◆ DATASET ENTRIES:
++++++
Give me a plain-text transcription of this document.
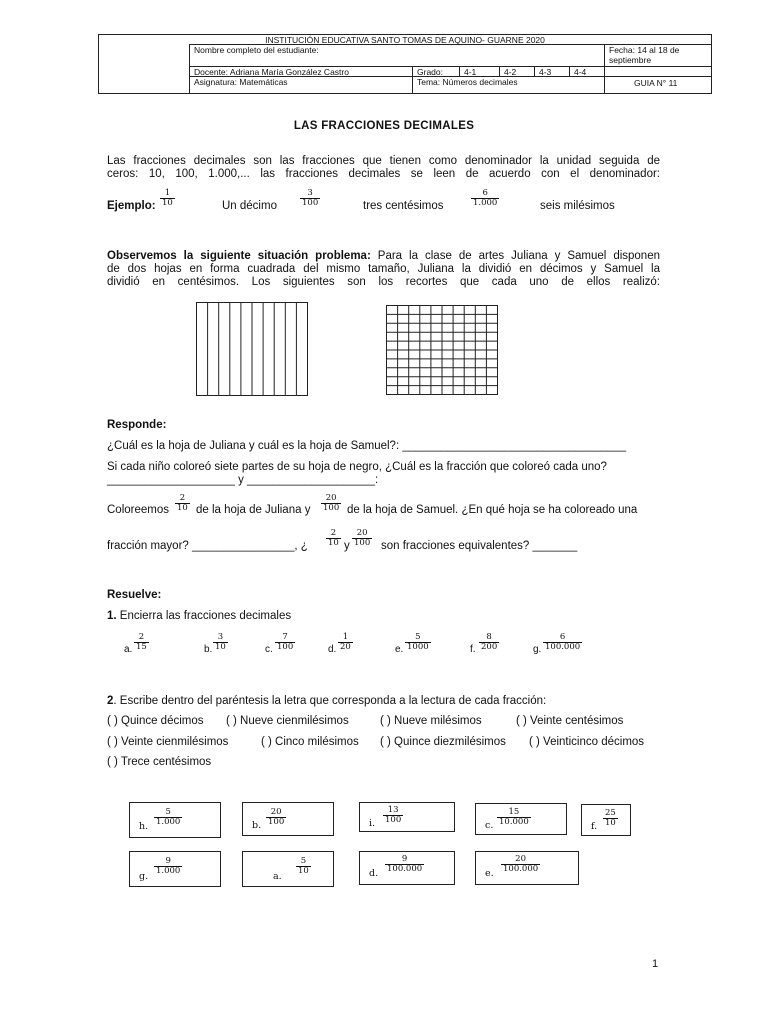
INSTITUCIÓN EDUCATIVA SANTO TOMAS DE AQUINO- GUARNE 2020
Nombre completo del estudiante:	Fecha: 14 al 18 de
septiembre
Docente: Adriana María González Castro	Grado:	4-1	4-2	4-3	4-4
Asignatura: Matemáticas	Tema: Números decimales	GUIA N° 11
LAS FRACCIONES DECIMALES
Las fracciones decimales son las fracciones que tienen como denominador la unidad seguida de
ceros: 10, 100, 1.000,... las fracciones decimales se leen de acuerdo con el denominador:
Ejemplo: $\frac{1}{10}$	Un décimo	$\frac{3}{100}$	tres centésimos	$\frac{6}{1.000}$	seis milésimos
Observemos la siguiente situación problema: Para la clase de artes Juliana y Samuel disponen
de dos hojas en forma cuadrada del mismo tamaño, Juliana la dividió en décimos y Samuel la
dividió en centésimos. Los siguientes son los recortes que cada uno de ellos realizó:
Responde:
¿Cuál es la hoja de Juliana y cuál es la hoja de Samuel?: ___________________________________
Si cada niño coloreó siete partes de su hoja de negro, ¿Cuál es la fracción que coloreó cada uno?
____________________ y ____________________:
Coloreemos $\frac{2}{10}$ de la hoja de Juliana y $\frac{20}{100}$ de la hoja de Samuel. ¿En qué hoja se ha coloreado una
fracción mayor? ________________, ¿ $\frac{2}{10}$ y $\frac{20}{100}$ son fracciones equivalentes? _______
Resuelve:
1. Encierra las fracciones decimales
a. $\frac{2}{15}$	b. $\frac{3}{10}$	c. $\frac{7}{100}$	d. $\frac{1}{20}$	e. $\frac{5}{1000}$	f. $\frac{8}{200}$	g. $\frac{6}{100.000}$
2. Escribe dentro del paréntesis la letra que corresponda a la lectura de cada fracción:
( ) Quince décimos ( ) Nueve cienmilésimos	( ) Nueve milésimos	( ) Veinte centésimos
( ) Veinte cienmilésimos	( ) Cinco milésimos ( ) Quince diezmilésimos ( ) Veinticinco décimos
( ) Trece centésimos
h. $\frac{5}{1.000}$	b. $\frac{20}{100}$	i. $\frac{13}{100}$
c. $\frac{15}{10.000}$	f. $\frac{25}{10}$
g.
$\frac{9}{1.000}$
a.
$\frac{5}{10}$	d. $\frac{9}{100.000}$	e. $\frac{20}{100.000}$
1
++++++
◆ OBJECTIVE: Write the records out once more, exactly as they appear, with no pictures.

◆ COMPLETE ANSWER:
Give me a plain-text transcription of this document.
INSTITUCIÓN EDUCATIVA SANTO TOMAS DE AQUINO- GUARNE 2020
Nombre completo del estudiante:	Fecha: 14 al 18 de
septiembre
Docente: Adriana María González Castro	Grado:	4-1	4-2	4-3	4-4
Asignatura: Matemáticas	Tema: Números decimales	GUIA N° 11
LAS FRACCIONES DECIMALES
Las fracciones decimales son las fracciones que tienen como denominador la unidad seguida de
ceros: 10, 100, 1.000,... las fracciones decimales se leen de acuerdo con el denominador:
Ejemplo: $\frac{1}{10}$	Un décimo	$\frac{3}{100}$	tres centésimos	$\frac{6}{1.000}$	seis milésimos
Observemos la siguiente situación problema: Para la clase de artes Juliana y Samuel disponen
de dos hojas en forma cuadrada del mismo tamaño, Juliana la dividió en décimos y Samuel la
dividió en centésimos. Los siguientes son los recortes que cada uno de ellos realizó:
Responde:
¿Cuál es la hoja de Juliana y cuál es la hoja de Samuel?: ___________________________________
Si cada niño coloreó siete partes de su hoja de negro, ¿Cuál es la fracción que coloreó cada uno?
____________________ y ____________________:
Coloreemos $\frac{2}{10}$ de la hoja de Juliana y $\frac{20}{100}$ de la hoja de Samuel. ¿En qué hoja se ha coloreado una
fracción mayor? ________________, ¿ $\frac{2}{10}$ y $\frac{20}{100}$ son fracciones equivalentes? _______
Resuelve:
1. Encierra las fracciones decimales
a. $\frac{2}{15}$	b. $\frac{3}{10}$	c. $\frac{7}{100}$	d. $\frac{1}{20}$	e. $\frac{5}{1000}$	f. $\frac{8}{200}$	g. $\frac{6}{100.000}$
2. Escribe dentro del paréntesis la letra que corresponda a la lectura de cada fracción:
( ) Quince décimos ( ) Nueve cienmilésimos	( ) Nueve milésimos	( ) Veinte centésimos
( ) Veinte cienmilésimos	( ) Cinco milésimos ( ) Quince diezmilésimos ( ) Veinticinco décimos
( ) Trece centésimos
h. $\frac{5}{1.000}$	b. $\frac{20}{100}$	i. $\frac{13}{100}$
c. $\frac{15}{10.000}$	f. $\frac{25}{10}$
g.
$\frac{9}{1.000}$
a.
$\frac{5}{10}$	d. $\frac{9}{100.000}$	e. $\frac{20}{100.000}$
1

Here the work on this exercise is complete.